Goal of the exercise:
Find and copy every line in the records that includes the string "name".

═════ Materials provided

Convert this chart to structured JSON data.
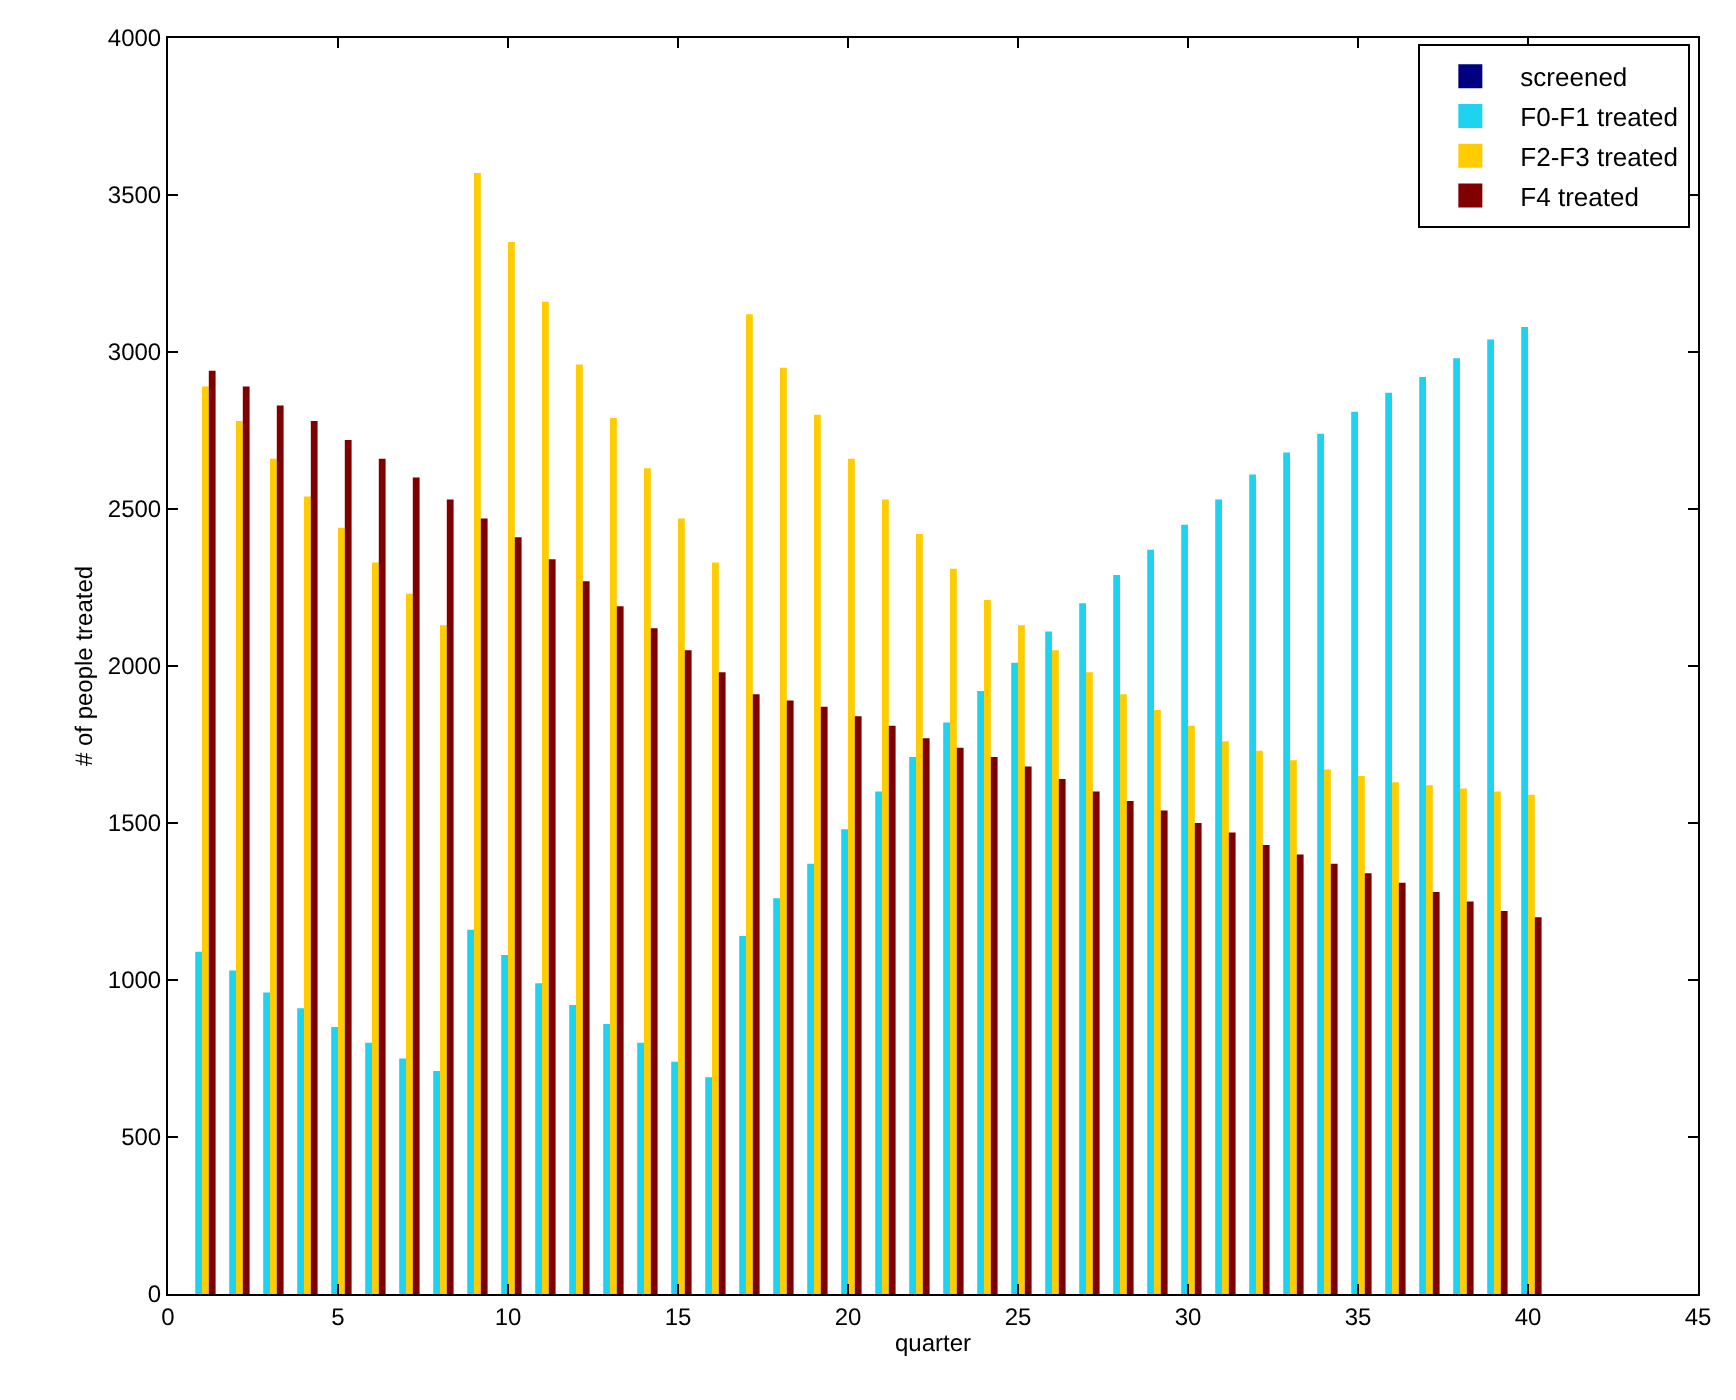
{
  "chart_data": {
    "type": "bar",
    "xlabel": "quarter",
    "ylabel": "# of people treated",
    "x": [
      1,
      2,
      3,
      4,
      5,
      6,
      7,
      8,
      9,
      10,
      11,
      12,
      13,
      14,
      15,
      16,
      17,
      18,
      19,
      20,
      21,
      22,
      23,
      24,
      25,
      26,
      27,
      28,
      29,
      30,
      31,
      32,
      33,
      34,
      35,
      36,
      37,
      38,
      39,
      40
    ],
    "series": [
      {
        "name": "screened",
        "color": "#000080",
        "values": [
          0,
          0,
          0,
          0,
          0,
          0,
          0,
          0,
          0,
          0,
          0,
          0,
          0,
          0,
          0,
          0,
          0,
          0,
          0,
          0,
          0,
          0,
          0,
          0,
          0,
          0,
          0,
          0,
          0,
          0,
          0,
          0,
          0,
          0,
          0,
          0,
          0,
          0,
          0,
          0
        ]
      },
      {
        "name": "F0-F1 treated",
        "color": "#1ed2f0",
        "values": [
          1090,
          1030,
          960,
          910,
          850,
          800,
          750,
          710,
          1160,
          1080,
          990,
          920,
          860,
          800,
          740,
          690,
          1140,
          1260,
          1370,
          1480,
          1600,
          1710,
          1820,
          1920,
          2010,
          2110,
          2200,
          2290,
          2370,
          2450,
          2530,
          2610,
          2680,
          2740,
          2810,
          2870,
          2920,
          2980,
          3040,
          3080
        ]
      },
      {
        "name": "F2-F3 treated",
        "color": "#ffcc00",
        "values": [
          2890,
          2780,
          2660,
          2540,
          2440,
          2330,
          2230,
          2130,
          3570,
          3350,
          3160,
          2960,
          2790,
          2630,
          2470,
          2330,
          3120,
          2950,
          2800,
          2660,
          2530,
          2420,
          2310,
          2210,
          2130,
          2050,
          1980,
          1910,
          1860,
          1810,
          1760,
          1730,
          1700,
          1670,
          1650,
          1630,
          1620,
          1610,
          1600,
          1590
        ]
      },
      {
        "name": "F4 treated",
        "color": "#800000",
        "values": [
          2940,
          2890,
          2830,
          2780,
          2720,
          2660,
          2600,
          2530,
          2470,
          2410,
          2340,
          2270,
          2190,
          2120,
          2050,
          1980,
          1910,
          1890,
          1870,
          1840,
          1810,
          1770,
          1740,
          1710,
          1680,
          1640,
          1600,
          1570,
          1540,
          1500,
          1470,
          1430,
          1400,
          1370,
          1340,
          1310,
          1280,
          1250,
          1220,
          1200
        ]
      }
    ],
    "xlim": [
      0,
      45
    ],
    "xticks": [
      0,
      5,
      10,
      15,
      20,
      25,
      30,
      35,
      40,
      45
    ],
    "ylim": [
      0,
      4000
    ],
    "yticks": [
      0,
      500,
      1000,
      1500,
      2000,
      2500,
      3000,
      3500,
      4000
    ],
    "legend": "top right"
  }
}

══════════

Response to this exercise:
        "name": "screened",
        "name": "F0-F1 treated",
        "name": "F2-F3 treated",
        "name": "F4 treated",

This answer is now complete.